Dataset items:
※
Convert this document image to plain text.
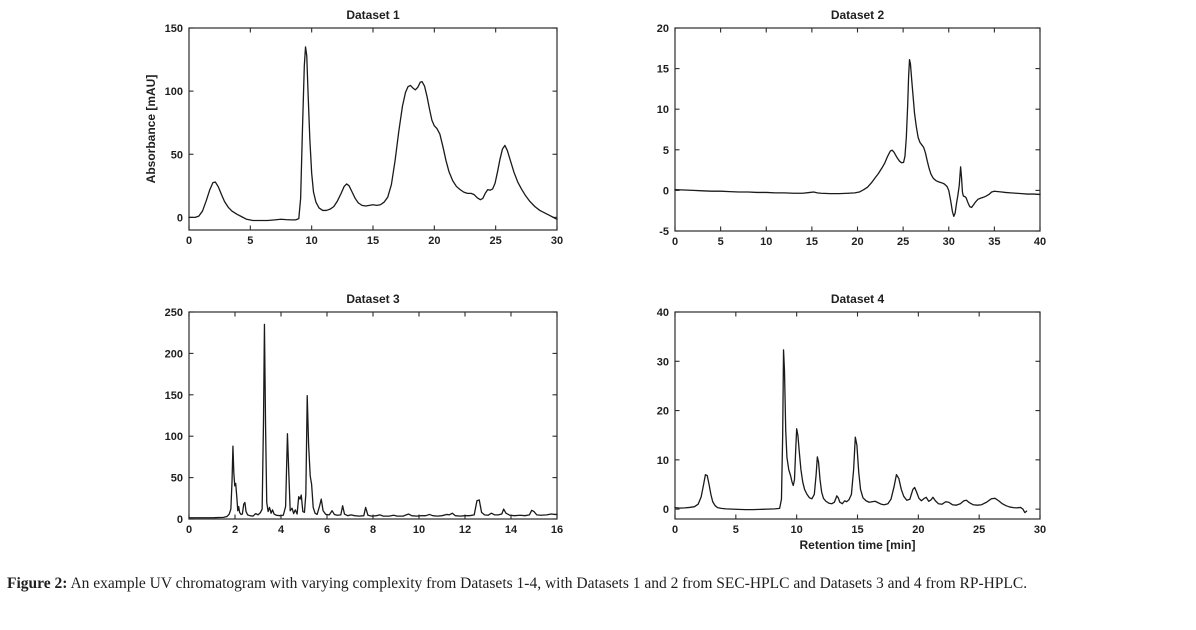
0	5	10	15	20	25	30
0
50
100
150
Dataset 1
Absorbance [mAU]
0	5	10	15	20	25	30	35	40
-5
0
5
10
15
20
Dataset 2
0	2	4	6	8	10	12	14	16
0
50
100
150
200
250
Dataset 3
0	5	10	15	20	25	30
0
10
20
30
40
Dataset 4
Retention time [min]

Figure 2: An example UV chromatogram with varying complexity from Datasets 1-4, with Datasets 1 and 2 from SEC-HPLC and Datasets 3 and 4 from RP-HPLC.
※
● CHALLENGE
Write out every line above exactly as it is, leaving out the pictures.

● EXERCISE RESPONSE
Convert this document image to plain text.
0	5	10	15	20	25	30
0
50
100
150
Dataset 1
Absorbance [mAU]
0	5	10	15	20	25	30	35	40
-5
0
5
10
15
20
Dataset 2
0	2	4	6	8	10	12	14	16
0
50
100
150
200
250
Dataset 3
0	5	10	15	20	25	30
0
10
20
30
40
Dataset 4
Retention time [min]

Figure 2: An example UV chromatogram with varying complexity from Datasets 1-4, with Datasets 1 and 2 from SEC-HPLC and Datasets 3 and 4 from RP-HPLC.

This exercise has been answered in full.